SHORT TASK: Count lines, not occurrences: give the number of lines holding the word "image", and nothing besides.

MATERIAL FOR THE TASK start

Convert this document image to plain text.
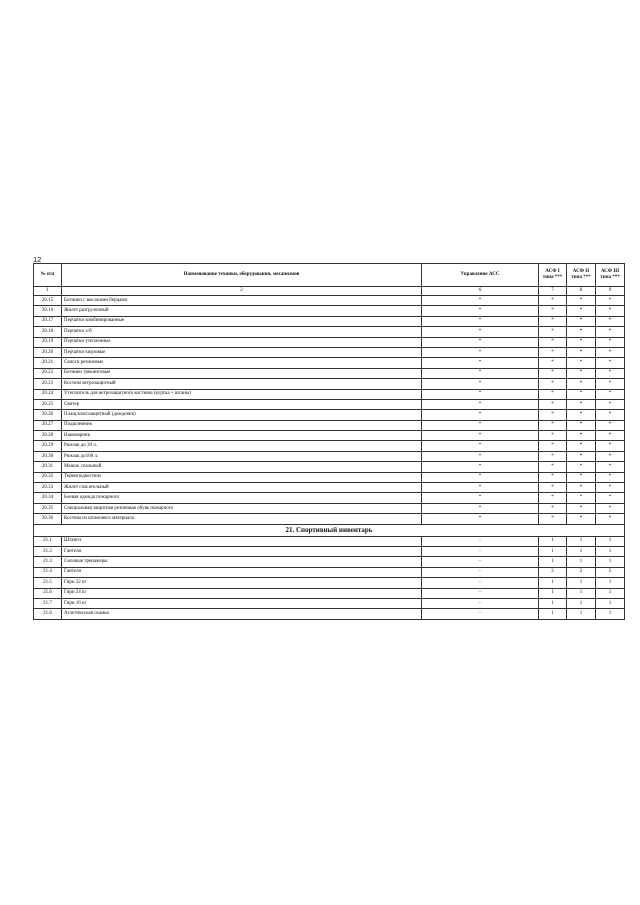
12
№ п/п	Наименование техники, оборудования, механизмов	Управление АСС	АСФ I типа ***	АСФ II типа ***	АСФ III типа ***
1	2	6	7	8	9
20.15	Ботинки с высокими берцами	*	*	*	*
20.16	Жилет разгрузочный	*	*	*	*
20.17	Перчатки комбинированные	*	*	*	*
20.18	Перчатки х/б	*	*	*	*
20.19	Перчатки утепленные	*	*	*	*
20.20	Перчатки кирзовые	*	*	*	*
20.21	Сапоги резиновые	*	*	*	*
20.22	Ботинки трекинговые	*	*	*	*
20.23	Костюм ветрозащитный	*	*	*	*
20.24	Утеплитель для ветрозащитного костюма (куртка + штаны)	*	*	*	*
20.25	Свитер	*	*	*	*
20.26	Плащ влагозащитный (дождевик)	*	*	*	*
20.27	Подшлемник	*	*	*	*
20.28	Накомарник	*	*	*	*
20.29	Рюкзак до 30 л.	*	*	*	*
20.30	Рюкзак до100 л.	*	*	*	*
20.31	Мешок спальный	*	*	*	*
20.32	Термоподкостюм	*	*	*	*
20.33	Жилет спасательный	*	*	*	*
20.34	Боевая одежда пожарного	*	*	*	*
20.35	Специальная защитная резиновая обувь пожарного	*	*	*	*
20.36	Костюм из штанового материала	*	*	*	*
21. Спортивный инвентарь					
21.1	Штанги	-	1	1	1
21.2	Гантели	-	1	1	1
21.3	Силовые тренажеры	-	1	1	1
21.4	Гантели	-	2	2	2
21.5	Гири 32 кг	-	1	1	1
21.6	Гири 24 кг	-	1	1	1
21.7	Гири 16 кг	-	1	1	1
21.8	Атлетическая скамья	-	1	1	1
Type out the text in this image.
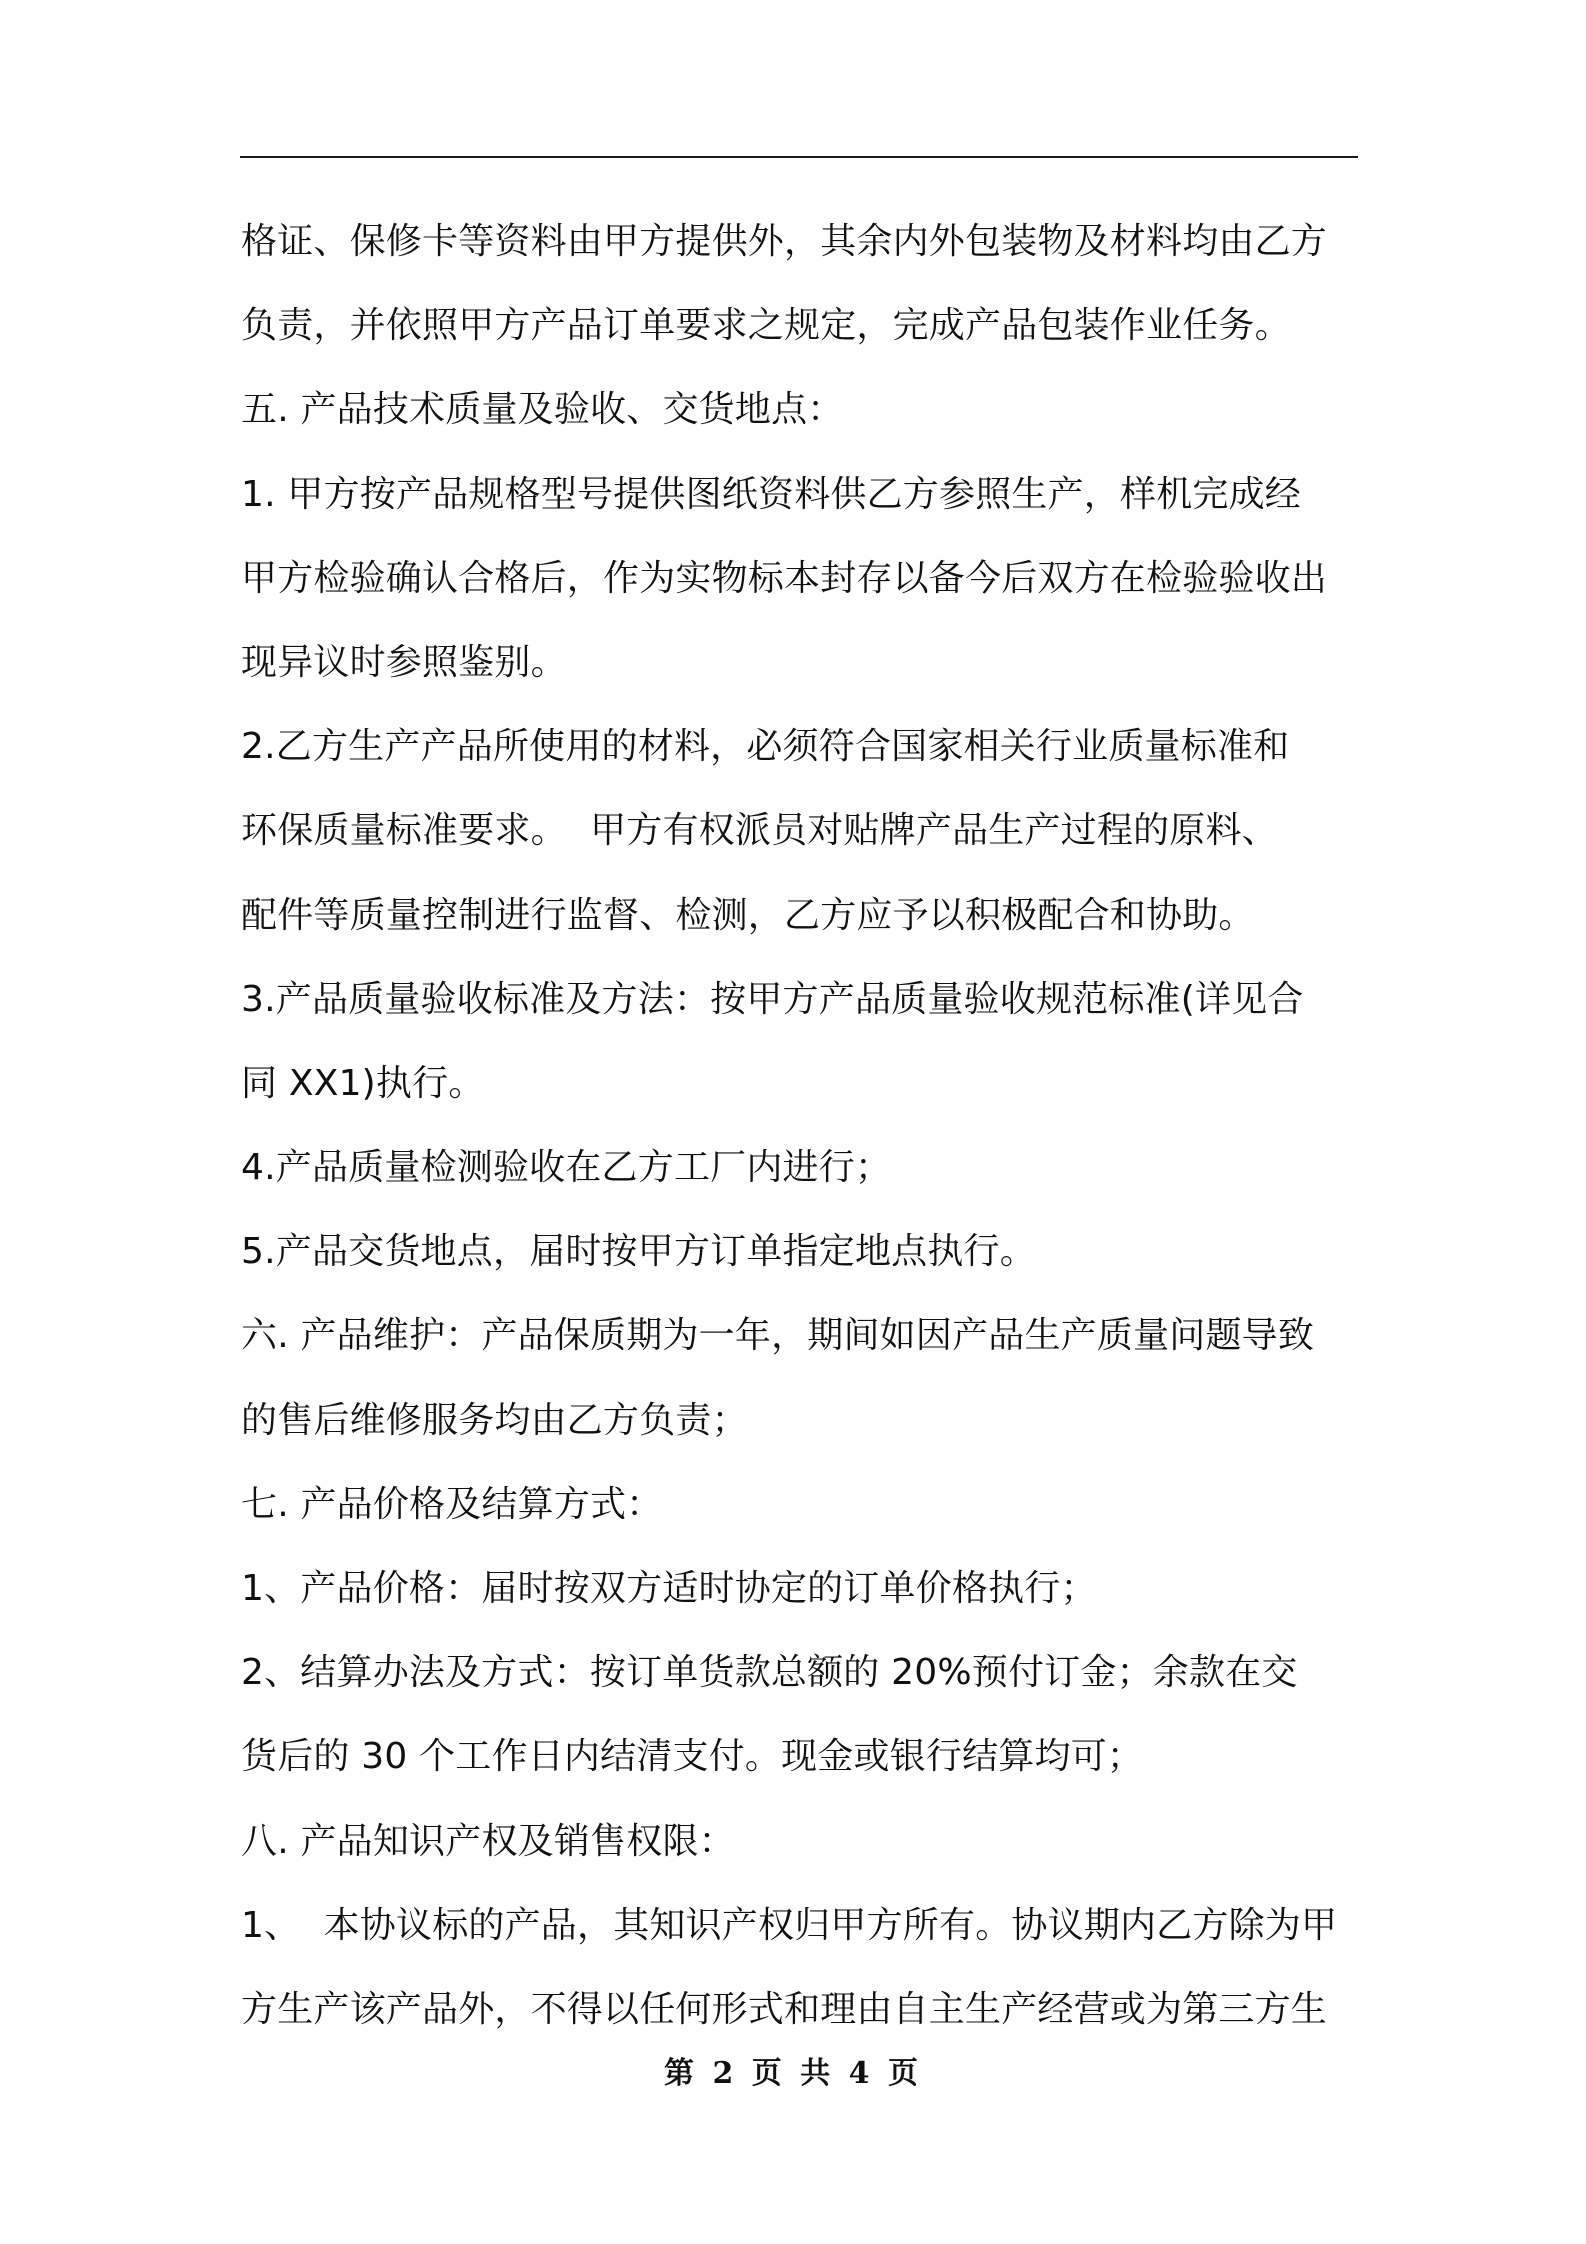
格证、保修卡等资料由甲方提供外，其余内外包装物及材料均由乙方
负责，并依照甲方产品订单要求之规定，完成产品包装作业任务。
五. 产品技术质量及验收、交货地点：
1. 甲方按产品规格型号提供图纸资料供乙方参照生产，样机完成经
甲方检验确认合格后，作为实物标本封存以备今后双方在检验验收出
现异议时参照鉴别。
2.乙方生产产品所使用的材料，必须符合国家相关行业质量标准和
环保质量标准要求。  甲方有权派员对贴牌产品生产过程的原料、
配件等质量控制进行监督、检测，乙方应予以积极配合和协助。
3.产品质量验收标准及方法：按甲方产品质量验收规范标准(详见合
同 XX1)执行。
4.产品质量检测验收在乙方工厂内进行；
5.产品交货地点，届时按甲方订单指定地点执行。
六. 产品维护：产品保质期为一年，期间如因产品生产质量问题导致
的售后维修服务均由乙方负责；
七. 产品价格及结算方式：
1、产品价格：届时按双方适时协定的订单价格执行；
2、结算办法及方式：按订单货款总额的 20%预付订金；余款在交
货后的 30 个工作日内结清支付。现金或银行结算均可；
八. 产品知识产权及销售权限：
1、  本协议标的产品，其知识产权归甲方所有。协议期内乙方除为甲
方生产该产品外，不得以任何形式和理由自主生产经营或为第三方生
第 2 页 共 4 页
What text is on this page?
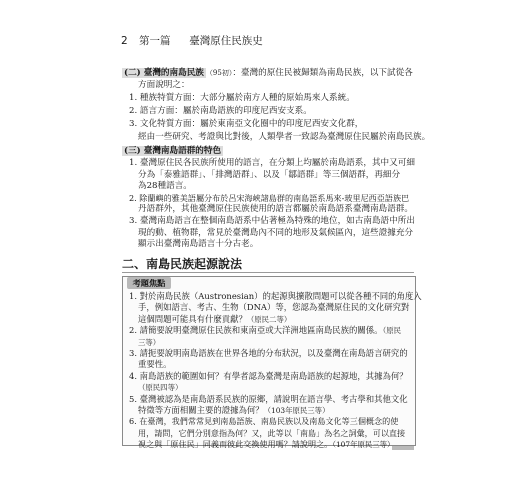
2 第一篇 臺灣原住民族史
(二) 臺灣的南島民族 （95初）：臺灣的原住民被歸類為南島民族，以下試從各
方面說明之：
1. 種族特質方面：大部分屬於南方人種的原始馬來人系統。
2. 語言方面：屬於南島語族的印度尼西安支系。
3. 文化特質方面：屬於東南亞文化圈中的印度尼西安文化群，
經由一些研究、考證與比對後，人類學者一致認為臺灣原住民屬於南島民族。
(三) 臺灣南島語群的特色
1. 臺灣原住民各民族所使用的語言，在分類上均屬於南島語系，其中又可細
分為「泰雅語群」、「排灣語群」、以及「鄒語群」等三個語群，再細分
為28種語言。
2. 除蘭嶼的雅美語屬分布於呂宋海峽諸島群的南島語系馬來-玻里尼西亞語族巴
丹語群外，其他臺灣原住民族使用的語言都屬於南島語系臺灣南島語群。
3. 臺灣南島語言在整個南島語系中佔著極為特殊的地位，如古南島語中所出
現的動、植物群，常見於臺灣島內不同的地形及氣候區內，這些證據充分
顯示出臺灣南島語言十分古老。
二、南島民族起源說法
考題焦點
1. 對於南島民族（Austronesian）的起源與擴散問題可以從各種不同的角度入
手，例如語言、考古、生物（DNA）等，您認為臺灣原住民的文化研究對
這個問題可能具有什麼貢獻？（原民二等）
2. 請簡要說明臺灣原住民族和東南亞或大洋洲地區南島民族的關係。（原民
三等）
3. 請扼要說明南島語族在世界各地的分布狀況，以及臺灣在南島語言研究的
重要性。
4. 南島語族的範圍如何？有學者認為臺灣是南島語族的起源地，其據為何？
（原民四等）
5. 臺灣被認為是南島語系民族的原鄉，請說明在語言學、考古學和其他文化
特徵等方面相關主要的證據為何？（103年原民三等）
6. 在臺灣，我們常常見到南島語族、南島民族以及南島文化等三個概念的使
用，請問，它們分別意指為何？又，此等以「南島」為名之詞彙，可以直接
視之與「原住民」同義而彼此交換使用嗎？請說明之。（107年原民三等）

MATERIAL FOR THE TASK end

FINISHED TASK: 2